Start of Data to use

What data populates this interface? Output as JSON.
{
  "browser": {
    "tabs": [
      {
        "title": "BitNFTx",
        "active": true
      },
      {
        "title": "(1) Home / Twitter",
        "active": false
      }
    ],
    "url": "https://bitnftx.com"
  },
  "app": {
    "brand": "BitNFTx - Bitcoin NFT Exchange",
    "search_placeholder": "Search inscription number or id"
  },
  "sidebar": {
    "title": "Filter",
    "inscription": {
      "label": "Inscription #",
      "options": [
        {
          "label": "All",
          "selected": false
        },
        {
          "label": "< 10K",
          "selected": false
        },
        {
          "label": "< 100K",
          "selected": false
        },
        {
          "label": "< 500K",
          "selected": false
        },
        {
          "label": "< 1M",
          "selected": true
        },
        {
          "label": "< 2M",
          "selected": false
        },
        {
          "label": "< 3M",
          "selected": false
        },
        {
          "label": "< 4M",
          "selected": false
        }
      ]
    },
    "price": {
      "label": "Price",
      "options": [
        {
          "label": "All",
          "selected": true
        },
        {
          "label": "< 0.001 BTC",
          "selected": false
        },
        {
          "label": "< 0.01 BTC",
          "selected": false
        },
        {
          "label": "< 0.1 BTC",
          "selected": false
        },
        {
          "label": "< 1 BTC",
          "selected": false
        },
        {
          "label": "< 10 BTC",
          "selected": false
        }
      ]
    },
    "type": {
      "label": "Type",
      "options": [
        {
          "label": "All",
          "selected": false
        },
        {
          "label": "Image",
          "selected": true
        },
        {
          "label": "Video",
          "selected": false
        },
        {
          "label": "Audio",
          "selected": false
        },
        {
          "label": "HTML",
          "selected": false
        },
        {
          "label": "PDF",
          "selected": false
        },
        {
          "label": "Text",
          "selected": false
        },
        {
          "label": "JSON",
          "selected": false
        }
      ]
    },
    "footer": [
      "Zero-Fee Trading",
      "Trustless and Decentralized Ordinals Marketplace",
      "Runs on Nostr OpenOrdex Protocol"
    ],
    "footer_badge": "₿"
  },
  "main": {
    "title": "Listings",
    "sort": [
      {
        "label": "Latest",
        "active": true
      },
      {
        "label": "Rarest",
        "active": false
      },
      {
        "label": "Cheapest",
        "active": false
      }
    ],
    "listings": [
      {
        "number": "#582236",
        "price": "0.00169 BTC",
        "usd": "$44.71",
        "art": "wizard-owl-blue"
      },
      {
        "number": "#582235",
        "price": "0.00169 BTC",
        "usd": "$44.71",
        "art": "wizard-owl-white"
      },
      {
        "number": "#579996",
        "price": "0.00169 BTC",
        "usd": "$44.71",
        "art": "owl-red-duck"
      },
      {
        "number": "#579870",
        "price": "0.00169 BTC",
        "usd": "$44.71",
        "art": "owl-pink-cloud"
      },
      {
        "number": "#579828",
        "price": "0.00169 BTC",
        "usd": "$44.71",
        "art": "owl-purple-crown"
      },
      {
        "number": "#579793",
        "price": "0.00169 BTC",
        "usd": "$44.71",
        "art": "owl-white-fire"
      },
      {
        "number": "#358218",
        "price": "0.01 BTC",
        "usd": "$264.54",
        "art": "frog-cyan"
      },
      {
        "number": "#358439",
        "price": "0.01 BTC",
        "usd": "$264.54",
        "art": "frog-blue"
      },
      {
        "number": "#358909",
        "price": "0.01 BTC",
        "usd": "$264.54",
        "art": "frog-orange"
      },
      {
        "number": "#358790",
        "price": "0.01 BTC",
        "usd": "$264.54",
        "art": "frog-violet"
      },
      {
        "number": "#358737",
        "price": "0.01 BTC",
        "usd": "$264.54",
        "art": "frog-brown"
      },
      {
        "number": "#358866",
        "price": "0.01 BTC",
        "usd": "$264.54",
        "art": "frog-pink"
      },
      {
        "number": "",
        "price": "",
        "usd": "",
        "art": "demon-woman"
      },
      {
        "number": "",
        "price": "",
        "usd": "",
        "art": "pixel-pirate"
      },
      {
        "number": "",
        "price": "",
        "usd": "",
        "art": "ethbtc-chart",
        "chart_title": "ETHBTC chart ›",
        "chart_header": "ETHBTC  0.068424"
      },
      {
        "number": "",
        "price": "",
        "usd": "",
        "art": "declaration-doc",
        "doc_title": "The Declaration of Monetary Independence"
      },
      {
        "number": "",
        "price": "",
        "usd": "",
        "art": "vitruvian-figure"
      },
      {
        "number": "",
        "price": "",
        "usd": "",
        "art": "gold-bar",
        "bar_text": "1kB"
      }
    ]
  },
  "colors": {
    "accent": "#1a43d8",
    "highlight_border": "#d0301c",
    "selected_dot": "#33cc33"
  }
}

End of Data to use

What you will do: Exactly as written, please output every entry.

Correct result:
What data populates this interface? Output as JSON.
{
  "browser": {
    "tabs": [
      {
        "title": "BitNFTx",
        "active": true
      },
      {
        "title": "(1) Home / Twitter",
        "active": false
      }
    ],
    "url": "https://bitnftx.com"
  },
  "app": {
    "brand": "BitNFTx - Bitcoin NFT Exchange",
    "search_placeholder": "Search inscription number or id"
  },
  "sidebar": {
    "title": "Filter",
    "inscription": {
      "label": "Inscription #",
      "options": [
        {
          "label": "All",
          "selected": false
        },
        {
          "label": "< 10K",
          "selected": false
        },
        {
          "label": "< 100K",
          "selected": false
        },
        {
          "label": "< 500K",
          "selected": false
        },
        {
          "label": "< 1M",
          "selected": true
        },
        {
          "label": "< 2M",
          "selected": false
        },
        {
          "label": "< 3M",
          "selected": false
        },
        {
          "label": "< 4M",
          "selected": false
        }
      ]
    },
    "price": {
      "label": "Price",
      "options": [
        {
          "label": "All",
          "selected": true
        },
        {
          "label": "< 0.001 BTC",
          "selected": false
        },
        {
          "label": "< 0.01 BTC",
          "selected": false
        },
        {
          "label": "< 0.1 BTC",
          "selected": false
        },
        {
          "label": "< 1 BTC",
          "selected": false
        },
        {
          "label": "< 10 BTC",
          "selected": false
        }
      ]
    },
    "type": {
      "label": "Type",
      "options": [
        {
          "label": "All",
          "selected": false
        },
        {
          "label": "Image",
          "selected": true
        },
        {
          "label": "Video",
          "selected": false
        },
        {
          "label": "Audio",
          "selected": false
        },
        {
          "label": "HTML",
          "selected": false
        },
        {
          "label": "PDF",
          "selected": false
        },
        {
          "label": "Text",
          "selected": false
        },
        {
          "label": "JSON",
          "selected": false
        }
      ]
    },
    "footer": [
      "Zero-Fee Trading",
      "Trustless and Decentralized Ordinals Marketplace",
      "Runs on Nostr OpenOrdex Protocol"
    ],
    "footer_badge": "₿"
  },
  "main": {
    "title": "Listings",
    "sort": [
      {
        "label": "Latest",
        "active": true
      },
      {
        "label": "Rarest",
        "active": false
      },
      {
        "label": "Cheapest",
        "active": false
      }
    ],
    "listings": [
      {
        "number": "#582236",
        "price": "0.00169 BTC",
        "usd": "$44.71",
        "art": "wizard-owl-blue"
      },
      {
        "number": "#582235",
        "price": "0.00169 BTC",
        "usd": "$44.71",
        "art": "wizard-owl-white"
      },
      {
        "number": "#579996",
        "price": "0.00169 BTC",
        "usd": "$44.71",
        "art": "owl-red-duck"
      },
      {
        "number": "#579870",
        "price": "0.00169 BTC",
        "usd": "$44.71",
        "art": "owl-pink-cloud"
      },
      {
        "number": "#579828",
        "price": "0.00169 BTC",
        "usd": "$44.71",
        "art": "owl-purple-crown"
      },
      {
        "number": "#579793",
        "price": "0.00169 BTC",
        "usd": "$44.71",
        "art": "owl-white-fire"
      },
      {
        "number": "#358218",
        "price": "0.01 BTC",
        "usd": "$264.54",
        "art": "frog-cyan"
      },
      {
        "number": "#358439",
        "price": "0.01 BTC",
        "usd": "$264.54",
        "art": "frog-blue"
      },
      {
        "number": "#358909",
        "price": "0.01 BTC",
        "usd": "$264.54",
        "art": "frog-orange"
      },
      {
        "number": "#358790",
        "price": "0.01 BTC",
        "usd": "$264.54",
        "art": "frog-violet"
      },
      {
        "number": "#358737",
        "price": "0.01 BTC",
        "usd": "$264.54",
        "art": "frog-brown"
      },
      {
        "number": "#358866",
        "price": "0.01 BTC",
        "usd": "$264.54",
        "art": "frog-pink"
      },
      {
        "number": "",
        "price": "",
        "usd": "",
        "art": "demon-woman"
      },
      {
        "number": "",
        "price": "",
        "usd": "",
        "art": "pixel-pirate"
      },
      {
        "number": "",
        "price": "",
        "usd": "",
        "art": "ethbtc-chart",
        "chart_title": "ETHBTC chart ›",
        "chart_header": "ETHBTC  0.068424"
      },
      {
        "number": "",
        "price": "",
        "usd": "",
        "art": "declaration-doc",
        "doc_title": "The Declaration of Monetary Independence"
      },
      {
        "number": "",
        "price": "",
        "usd": "",
        "art": "vitruvian-figure"
      },
      {
        "number": "",
        "price": "",
        "usd": "",
        "art": "gold-bar",
        "bar_text": "1kB"
      }
    ]
  },
  "colors": {
    "accent": "#1a43d8",
    "highlight_border": "#d0301c",
    "selected_dot": "#33cc33"
  }
}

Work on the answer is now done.